▶ EXERCISE PROMPT:
Write out the whole listing again, exactly as given.

Dataset entries
---

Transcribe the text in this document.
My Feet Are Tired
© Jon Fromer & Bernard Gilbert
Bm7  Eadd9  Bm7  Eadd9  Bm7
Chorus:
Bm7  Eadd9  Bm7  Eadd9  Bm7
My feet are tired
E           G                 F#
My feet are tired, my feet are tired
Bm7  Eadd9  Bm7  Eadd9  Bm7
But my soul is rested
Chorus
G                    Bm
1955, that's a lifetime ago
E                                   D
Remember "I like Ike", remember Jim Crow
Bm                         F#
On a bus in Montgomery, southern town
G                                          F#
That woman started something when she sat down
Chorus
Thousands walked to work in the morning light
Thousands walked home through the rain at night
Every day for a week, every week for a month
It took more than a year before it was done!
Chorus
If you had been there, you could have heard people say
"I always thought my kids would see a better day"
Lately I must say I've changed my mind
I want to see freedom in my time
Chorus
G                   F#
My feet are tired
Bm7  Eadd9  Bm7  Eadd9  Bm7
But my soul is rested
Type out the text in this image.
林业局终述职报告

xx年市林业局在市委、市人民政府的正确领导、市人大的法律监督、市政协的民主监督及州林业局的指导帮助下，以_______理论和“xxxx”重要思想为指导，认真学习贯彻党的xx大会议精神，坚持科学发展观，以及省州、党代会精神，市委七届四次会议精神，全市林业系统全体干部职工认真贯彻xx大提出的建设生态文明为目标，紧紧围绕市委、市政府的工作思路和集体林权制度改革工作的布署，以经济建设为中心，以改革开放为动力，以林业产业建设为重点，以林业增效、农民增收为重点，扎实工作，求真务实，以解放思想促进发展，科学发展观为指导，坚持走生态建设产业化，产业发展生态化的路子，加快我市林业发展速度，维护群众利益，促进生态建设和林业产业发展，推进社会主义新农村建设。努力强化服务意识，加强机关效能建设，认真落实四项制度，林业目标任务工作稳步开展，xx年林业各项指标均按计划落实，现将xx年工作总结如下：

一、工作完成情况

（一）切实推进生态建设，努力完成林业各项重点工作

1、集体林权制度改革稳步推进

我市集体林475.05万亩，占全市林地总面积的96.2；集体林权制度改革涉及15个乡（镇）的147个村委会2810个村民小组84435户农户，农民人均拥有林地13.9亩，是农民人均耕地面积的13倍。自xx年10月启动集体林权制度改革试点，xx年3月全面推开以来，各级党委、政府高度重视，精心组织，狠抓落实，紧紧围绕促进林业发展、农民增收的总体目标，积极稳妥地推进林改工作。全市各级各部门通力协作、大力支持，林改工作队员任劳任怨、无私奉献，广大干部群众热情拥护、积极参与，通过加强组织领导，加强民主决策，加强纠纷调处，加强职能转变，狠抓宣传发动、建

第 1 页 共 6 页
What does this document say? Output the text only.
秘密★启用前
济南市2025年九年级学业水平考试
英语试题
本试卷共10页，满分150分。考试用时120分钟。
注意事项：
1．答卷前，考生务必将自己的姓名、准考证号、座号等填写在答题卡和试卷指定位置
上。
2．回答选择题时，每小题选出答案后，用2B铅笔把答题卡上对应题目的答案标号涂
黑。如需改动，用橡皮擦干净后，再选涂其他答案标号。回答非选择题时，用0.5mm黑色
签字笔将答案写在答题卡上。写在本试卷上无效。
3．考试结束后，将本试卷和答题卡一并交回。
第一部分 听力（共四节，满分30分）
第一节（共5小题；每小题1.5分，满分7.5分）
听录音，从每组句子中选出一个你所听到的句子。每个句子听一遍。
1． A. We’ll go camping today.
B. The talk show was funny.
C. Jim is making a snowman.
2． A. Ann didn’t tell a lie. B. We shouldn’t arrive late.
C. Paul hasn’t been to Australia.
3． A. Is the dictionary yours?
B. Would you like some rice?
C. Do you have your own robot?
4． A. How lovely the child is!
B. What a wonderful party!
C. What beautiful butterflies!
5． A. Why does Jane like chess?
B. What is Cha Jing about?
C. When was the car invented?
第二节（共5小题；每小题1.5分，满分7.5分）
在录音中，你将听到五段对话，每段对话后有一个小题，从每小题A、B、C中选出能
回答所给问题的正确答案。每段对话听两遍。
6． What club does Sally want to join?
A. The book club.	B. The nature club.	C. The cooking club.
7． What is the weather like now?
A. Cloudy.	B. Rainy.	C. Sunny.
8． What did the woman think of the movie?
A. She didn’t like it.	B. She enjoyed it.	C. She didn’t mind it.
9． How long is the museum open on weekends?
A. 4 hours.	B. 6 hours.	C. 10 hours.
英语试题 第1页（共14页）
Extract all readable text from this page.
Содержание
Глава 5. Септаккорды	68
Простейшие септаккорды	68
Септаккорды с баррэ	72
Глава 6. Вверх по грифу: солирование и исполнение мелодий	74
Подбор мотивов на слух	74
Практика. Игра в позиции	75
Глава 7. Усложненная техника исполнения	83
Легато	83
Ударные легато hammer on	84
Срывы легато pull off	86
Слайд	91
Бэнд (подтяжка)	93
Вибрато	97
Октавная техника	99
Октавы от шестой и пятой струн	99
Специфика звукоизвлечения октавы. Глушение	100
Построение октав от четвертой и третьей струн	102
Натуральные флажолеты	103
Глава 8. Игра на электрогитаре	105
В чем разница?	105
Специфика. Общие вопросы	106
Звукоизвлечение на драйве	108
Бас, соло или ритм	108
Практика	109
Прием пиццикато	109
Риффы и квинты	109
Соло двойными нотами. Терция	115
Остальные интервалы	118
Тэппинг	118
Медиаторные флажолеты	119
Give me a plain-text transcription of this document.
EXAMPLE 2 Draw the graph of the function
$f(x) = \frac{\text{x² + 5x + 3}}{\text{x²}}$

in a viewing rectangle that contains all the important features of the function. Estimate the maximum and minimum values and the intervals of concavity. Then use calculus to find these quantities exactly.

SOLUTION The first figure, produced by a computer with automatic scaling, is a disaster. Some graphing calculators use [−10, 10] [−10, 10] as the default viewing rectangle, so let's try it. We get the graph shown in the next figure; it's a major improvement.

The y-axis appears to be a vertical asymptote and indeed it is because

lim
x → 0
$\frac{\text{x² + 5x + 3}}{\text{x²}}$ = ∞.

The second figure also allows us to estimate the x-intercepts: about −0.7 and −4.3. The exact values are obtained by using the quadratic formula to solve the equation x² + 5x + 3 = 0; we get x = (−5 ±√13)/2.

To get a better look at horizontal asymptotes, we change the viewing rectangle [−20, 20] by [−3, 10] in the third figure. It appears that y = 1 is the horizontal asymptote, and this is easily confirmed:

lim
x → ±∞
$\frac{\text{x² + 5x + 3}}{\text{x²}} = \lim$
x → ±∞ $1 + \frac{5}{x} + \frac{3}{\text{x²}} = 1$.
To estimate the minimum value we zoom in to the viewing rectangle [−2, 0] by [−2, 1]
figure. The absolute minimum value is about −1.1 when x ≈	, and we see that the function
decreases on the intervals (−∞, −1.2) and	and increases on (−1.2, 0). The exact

---

▶ ANSWER TO THIS EXERCISE:
Transcribe the text in this document.
My Feet Are Tired
© Jon Fromer & Bernard Gilbert
Bm7  Eadd9  Bm7  Eadd9  Bm7
Chorus:
Bm7  Eadd9  Bm7  Eadd9  Bm7
My feet are tired
E           G                 F#
My feet are tired, my feet are tired
Bm7  Eadd9  Bm7  Eadd9  Bm7
But my soul is rested
Chorus
G                    Bm
1955, that's a lifetime ago
E                                   D
Remember "I like Ike", remember Jim Crow
Bm                         F#
On a bus in Montgomery, southern town
G                                          F#
That woman started something when she sat down
Chorus
Thousands walked to work in the morning light
Thousands walked home through the rain at night
Every day for a week, every week for a month
It took more than a year before it was done!
Chorus
If you had been there, you could have heard people say
"I always thought my kids would see a better day"
Lately I must say I've changed my mind
I want to see freedom in my time
Chorus
G                   F#
My feet are tired
Bm7  Eadd9  Bm7  Eadd9  Bm7
But my soul is rested
Type out the text in this image.
林业局终述职报告

xx年市林业局在市委、市人民政府的正确领导、市人大的法律监督、市政协的民主监督及州林业局的指导帮助下，以_______理论和“xxxx”重要思想为指导，认真学习贯彻党的xx大会议精神，坚持科学发展观，以及省州、党代会精神，市委七届四次会议精神，全市林业系统全体干部职工认真贯彻xx大提出的建设生态文明为目标，紧紧围绕市委、市政府的工作思路和集体林权制度改革工作的布署，以经济建设为中心，以改革开放为动力，以林业产业建设为重点，以林业增效、农民增收为重点，扎实工作，求真务实，以解放思想促进发展，科学发展观为指导，坚持走生态建设产业化，产业发展生态化的路子，加快我市林业发展速度，维护群众利益，促进生态建设和林业产业发展，推进社会主义新农村建设。努力强化服务意识，加强机关效能建设，认真落实四项制度，林业目标任务工作稳步开展，xx年林业各项指标均按计划落实，现将xx年工作总结如下：

一、工作完成情况

（一）切实推进生态建设，努力完成林业各项重点工作

1、集体林权制度改革稳步推进

我市集体林475.05万亩，占全市林地总面积的96.2；集体林权制度改革涉及15个乡（镇）的147个村委会2810个村民小组84435户农户，农民人均拥有林地13.9亩，是农民人均耕地面积的13倍。自xx年10月启动集体林权制度改革试点，xx年3月全面推开以来，各级党委、政府高度重视，精心组织，狠抓落实，紧紧围绕促进林业发展、农民增收的总体目标，积极稳妥地推进林改工作。全市各级各部门通力协作、大力支持，林改工作队员任劳任怨、无私奉献，广大干部群众热情拥护、积极参与，通过加强组织领导，加强民主决策，加强纠纷调处，加强职能转变，狠抓宣传发动、建

第 1 页 共 6 页
What does this document say? Output the text only.
秘密★启用前
济南市2025年九年级学业水平考试
英语试题
本试卷共10页，满分150分。考试用时120分钟。
注意事项：
1．答卷前，考生务必将自己的姓名、准考证号、座号等填写在答题卡和试卷指定位置
上。
2．回答选择题时，每小题选出答案后，用2B铅笔把答题卡上对应题目的答案标号涂
黑。如需改动，用橡皮擦干净后，再选涂其他答案标号。回答非选择题时，用0.5mm黑色
签字笔将答案写在答题卡上。写在本试卷上无效。
3．考试结束后，将本试卷和答题卡一并交回。
第一部分 听力（共四节，满分30分）
第一节（共5小题；每小题1.5分，满分7.5分）
听录音，从每组句子中选出一个你所听到的句子。每个句子听一遍。
1． A. We’ll go camping today.
B. The talk show was funny.
C. Jim is making a snowman.
2． A. Ann didn’t tell a lie. B. We shouldn’t arrive late.
C. Paul hasn’t been to Australia.
3． A. Is the dictionary yours?
B. Would you like some rice?
C. Do you have your own robot?
4． A. How lovely the child is!
B. What a wonderful party!
C. What beautiful butterflies!
5． A. Why does Jane like chess?
B. What is Cha Jing about?
C. When was the car invented?
第二节（共5小题；每小题1.5分，满分7.5分）
在录音中，你将听到五段对话，每段对话后有一个小题，从每小题A、B、C中选出能
回答所给问题的正确答案。每段对话听两遍。
6． What club does Sally want to join?
A. The book club.	B. The nature club.	C. The cooking club.
7． What is the weather like now?
A. Cloudy.	B. Rainy.	C. Sunny.
8． What did the woman think of the movie?
A. She didn’t like it.	B. She enjoyed it.	C. She didn’t mind it.
9． How long is the museum open on weekends?
A. 4 hours.	B. 6 hours.	C. 10 hours.
英语试题 第1页（共14页）
Extract all readable text from this page.
Содержание
Глава 5. Септаккорды	68
Простейшие септаккорды	68
Септаккорды с баррэ	72
Глава 6. Вверх по грифу: солирование и исполнение мелодий	74
Подбор мотивов на слух	74
Практика. Игра в позиции	75
Глава 7. Усложненная техника исполнения	83
Легато	83
Ударные легато hammer on	84
Срывы легато pull off	86
Слайд	91
Бэнд (подтяжка)	93
Вибрато	97
Октавная техника	99
Октавы от шестой и пятой струн	99
Специфика звукоизвлечения октавы. Глушение	100
Построение октав от четвертой и третьей струн	102
Натуральные флажолеты	103
Глава 8. Игра на электрогитаре	105
В чем разница?	105
Специфика. Общие вопросы	106
Звукоизвлечение на драйве	108
Бас, соло или ритм	108
Практика	109
Прием пиццикато	109
Риффы и квинты	109
Соло двойными нотами. Терция	115
Остальные интервалы	118
Тэппинг	118
Медиаторные флажолеты	119
Give me a plain-text transcription of this document.
EXAMPLE 2 Draw the graph of the function
$f(x) = \frac{\text{x² + 5x + 3}}{\text{x²}}$

in a viewing rectangle that contains all the important features of the function. Estimate the maximum and minimum values and the intervals of concavity. Then use calculus to find these quantities exactly.

SOLUTION The first figure, produced by a computer with automatic scaling, is a disaster. Some graphing calculators use [−10, 10] [−10, 10] as the default viewing rectangle, so let's try it. We get the graph shown in the next figure; it's a major improvement.

The y-axis appears to be a vertical asymptote and indeed it is because

lim
x → 0
$\frac{\text{x² + 5x + 3}}{\text{x²}}$ = ∞.

The second figure also allows us to estimate the x-intercepts: about −0.7 and −4.3. The exact values are obtained by using the quadratic formula to solve the equation x² + 5x + 3 = 0; we get x = (−5 ±√13)/2.

To get a better look at horizontal asymptotes, we change the viewing rectangle [−20, 20] by [−3, 10] in the third figure. It appears that y = 1 is the horizontal asymptote, and this is easily confirmed:

lim
x → ±∞
$\frac{\text{x² + 5x + 3}}{\text{x²}} = \lim$
x → ±∞ $1 + \frac{5}{x} + \frac{3}{\text{x²}} = 1$.
To estimate the minimum value we zoom in to the viewing rectangle [−2, 0] by [−2, 1]
figure. The absolute minimum value is about −1.1 when x ≈	, and we see that the function
decreases on the intervals (−∞, −1.2) and	and increases on (−1.2, 0). The exact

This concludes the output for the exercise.